— BEGIN —

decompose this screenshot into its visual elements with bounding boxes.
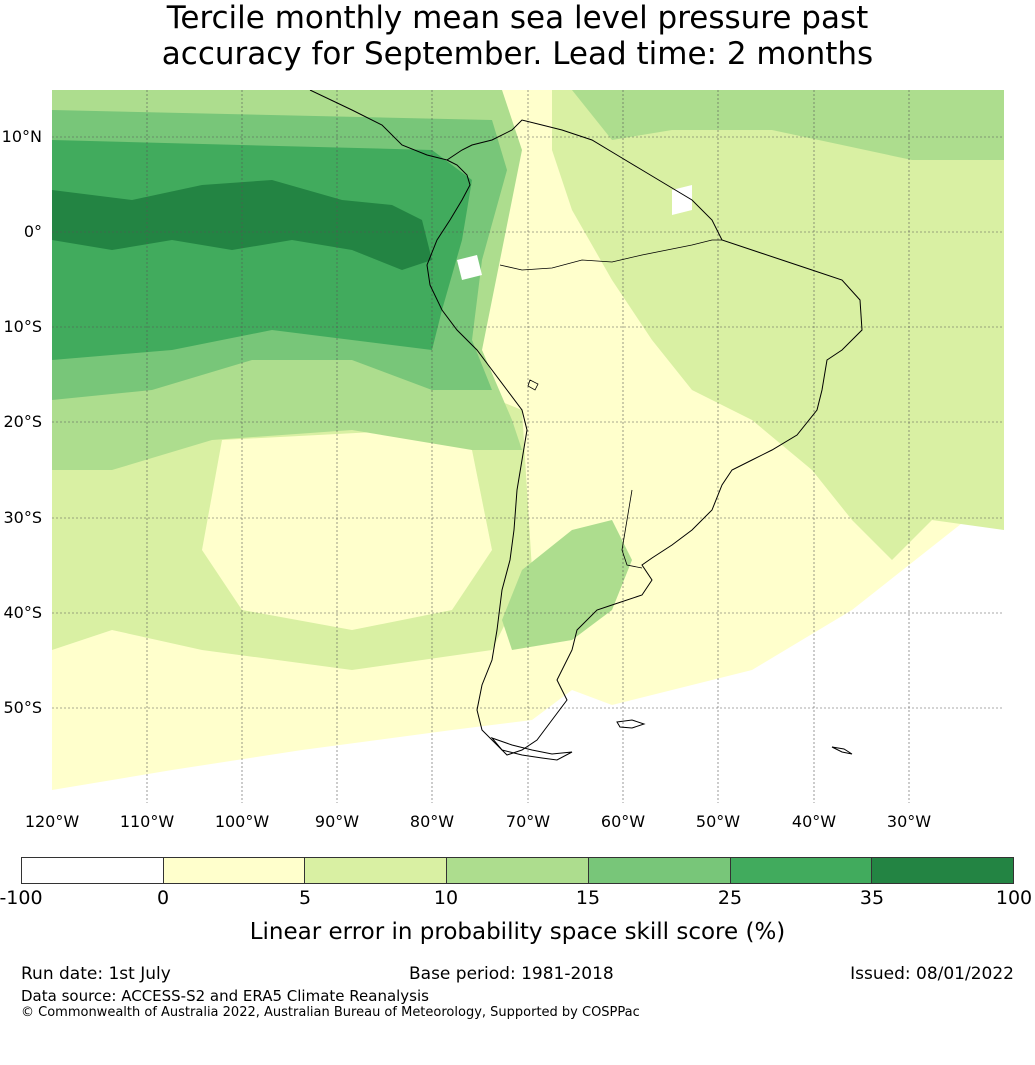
lat-label-40s: 40°S (3, 603, 42, 622)
lat-label-20s: 20°S (3, 412, 42, 431)
skill-region-10-15-north-atlantic (572, 90, 1004, 160)
skill-region-10-15-argentina (502, 520, 632, 650)
lat-label-30s: 30°S (3, 508, 42, 527)
map-gridlines (52, 90, 1004, 803)
map-title: Tercile monthly mean sea level pressure … (0, 0, 1035, 72)
skill-region-5-10-atlantic (552, 90, 1004, 560)
colorbar-segment-5-10 (305, 858, 448, 883)
tierra-del-fuego-coastline (490, 736, 573, 761)
south-georgia-coastline (831, 746, 853, 755)
lon-label-50w: 50°W (695, 812, 741, 831)
skill-region-negative-south (52, 490, 1004, 803)
lake-titicaca (527, 379, 539, 391)
colorbar-segment-0-5 (163, 858, 306, 883)
skill-region-0-5-pacific (202, 430, 492, 630)
colorbar-segment-15-25 (588, 858, 731, 883)
colorbar (21, 857, 1014, 884)
copyright: © Commonwealth of Australia 2022, Austra… (21, 1005, 640, 1020)
colorbar-label: Linear error in probability space skill … (249, 919, 786, 945)
colorbar-tick-100: 100 (995, 887, 1033, 909)
lon-label-80w: 80°W (409, 812, 455, 831)
colorbar-tick-5: 5 (298, 887, 312, 909)
lon-label-30w: 30°W (886, 812, 932, 831)
lon-label-70w: 70°W (505, 812, 551, 831)
base-period: Base period: 1981-2018 (409, 964, 614, 984)
lon-label-110w: 110°W (119, 812, 175, 831)
title-line-2: accuracy for September. Lead time: 2 mon… (161, 36, 874, 72)
lon-label-100w: 100°W (214, 812, 270, 831)
lon-label-40w: 40°W (791, 812, 837, 831)
colorbar-tick-10: 10 (433, 887, 459, 909)
falkland-islands-coastline (616, 719, 646, 729)
colorbar-segment-minus100-0 (22, 858, 164, 883)
colorbar-tick-15: 15 (575, 887, 601, 909)
colorbar-tick-35: 35 (859, 887, 885, 909)
amazon-river (499, 239, 722, 271)
colorbar-segment-10-15 (447, 858, 589, 883)
lat-label-10n: 10°N (1, 127, 42, 146)
title-line-1: Tercile monthly mean sea level pressure … (166, 0, 869, 36)
colorbar-segment-35-100 (872, 858, 1014, 883)
colorbar-segment-25-35 (730, 858, 873, 883)
issued-date: Issued: 08/01/2022 (850, 964, 1014, 984)
skill-region-negative-amazon (457, 185, 692, 280)
lat-label-50s: 50°S (3, 698, 42, 717)
parana-river (621, 489, 643, 569)
lon-label-60w: 60°W (600, 812, 646, 831)
colorbar-tick-25: 25 (717, 887, 743, 909)
lat-label-0: 0° (23, 222, 42, 241)
lon-label-120w: 120°W (24, 812, 80, 831)
south-america-coastline (309, 90, 863, 756)
skill-score-map (52, 90, 1004, 803)
colorbar-tick-0: 0 (156, 887, 170, 909)
colorbar-tick-minus100: -100 (0, 887, 43, 909)
lon-label-90w: 90°W (314, 812, 360, 831)
run-date: Run date: 1st July (21, 964, 171, 984)
lat-label-10s: 10°S (3, 317, 42, 336)
data-source: Data source: ACCESS-S2 and ERA5 Climate … (21, 987, 429, 1005)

— END —

▶ **Task statement**: Rewrite the item above with every "coastline" changed to "shoreline" and everything else left as it is. Leave the picture out of your answer.

▶ **Expected answer**:
decompose this screenshot into its visual elements with bounding boxes.
lat-label-40s: 40°S (3, 603, 42, 622)
lat-label-20s: 20°S (3, 412, 42, 431)
skill-region-10-15-north-atlantic (572, 90, 1004, 160)
skill-region-10-15-argentina (502, 520, 632, 650)
lat-label-30s: 30°S (3, 508, 42, 527)
map-gridlines (52, 90, 1004, 803)
map-title: Tercile monthly mean sea level pressure … (0, 0, 1035, 72)
skill-region-5-10-atlantic (552, 90, 1004, 560)
colorbar-segment-5-10 (305, 858, 448, 883)
tierra-del-fuego-shoreline (490, 736, 573, 761)
south-georgia-shoreline (831, 746, 853, 755)
lon-label-50w: 50°W (695, 812, 741, 831)
skill-region-negative-south (52, 490, 1004, 803)
lake-titicaca (527, 379, 539, 391)
colorbar-segment-0-5 (163, 858, 306, 883)
skill-region-0-5-pacific (202, 430, 492, 630)
colorbar-segment-15-25 (588, 858, 731, 883)
colorbar (21, 857, 1014, 884)
copyright: © Commonwealth of Australia 2022, Austra… (21, 1005, 640, 1020)
colorbar-label: Linear error in probability space skill … (249, 919, 786, 945)
colorbar-tick-100: 100 (995, 887, 1033, 909)
lon-label-80w: 80°W (409, 812, 455, 831)
colorbar-tick-5: 5 (298, 887, 312, 909)
lon-label-30w: 30°W (886, 812, 932, 831)
lon-label-70w: 70°W (505, 812, 551, 831)
base-period: Base period: 1981-2018 (409, 964, 614, 984)
lon-label-110w: 110°W (119, 812, 175, 831)
title-line-2: accuracy for September. Lead time: 2 mon… (161, 36, 874, 72)
lon-label-100w: 100°W (214, 812, 270, 831)
lon-label-40w: 40°W (791, 812, 837, 831)
colorbar-tick-10: 10 (433, 887, 459, 909)
falkland-islands-shoreline (616, 719, 646, 729)
colorbar-segment-minus100-0 (22, 858, 164, 883)
colorbar-tick-15: 15 (575, 887, 601, 909)
colorbar-tick-35: 35 (859, 887, 885, 909)
amazon-river (499, 239, 722, 271)
colorbar-segment-10-15 (447, 858, 589, 883)
lat-label-10n: 10°N (1, 127, 42, 146)
title-line-1: Tercile monthly mean sea level pressure … (166, 0, 869, 36)
colorbar-segment-35-100 (872, 858, 1014, 883)
colorbar-segment-25-35 (730, 858, 873, 883)
issued-date: Issued: 08/01/2022 (850, 964, 1014, 984)
skill-region-negative-amazon (457, 185, 692, 280)
lat-label-50s: 50°S (3, 698, 42, 717)
parana-river (621, 489, 643, 569)
lon-label-60w: 60°W (600, 812, 646, 831)
colorbar-tick-25: 25 (717, 887, 743, 909)
lat-label-0: 0° (23, 222, 42, 241)
lon-label-120w: 120°W (24, 812, 80, 831)
south-america-shoreline (309, 90, 863, 756)
skill-score-map (52, 90, 1004, 803)
colorbar-tick-0: 0 (156, 887, 170, 909)
colorbar-tick-minus100: -100 (0, 887, 43, 909)
lon-label-90w: 90°W (314, 812, 360, 831)
run-date: Run date: 1st July (21, 964, 171, 984)
lat-label-10s: 10°S (3, 317, 42, 336)
data-source: Data source: ACCESS-S2 and ERA5 Climate … (21, 987, 429, 1005)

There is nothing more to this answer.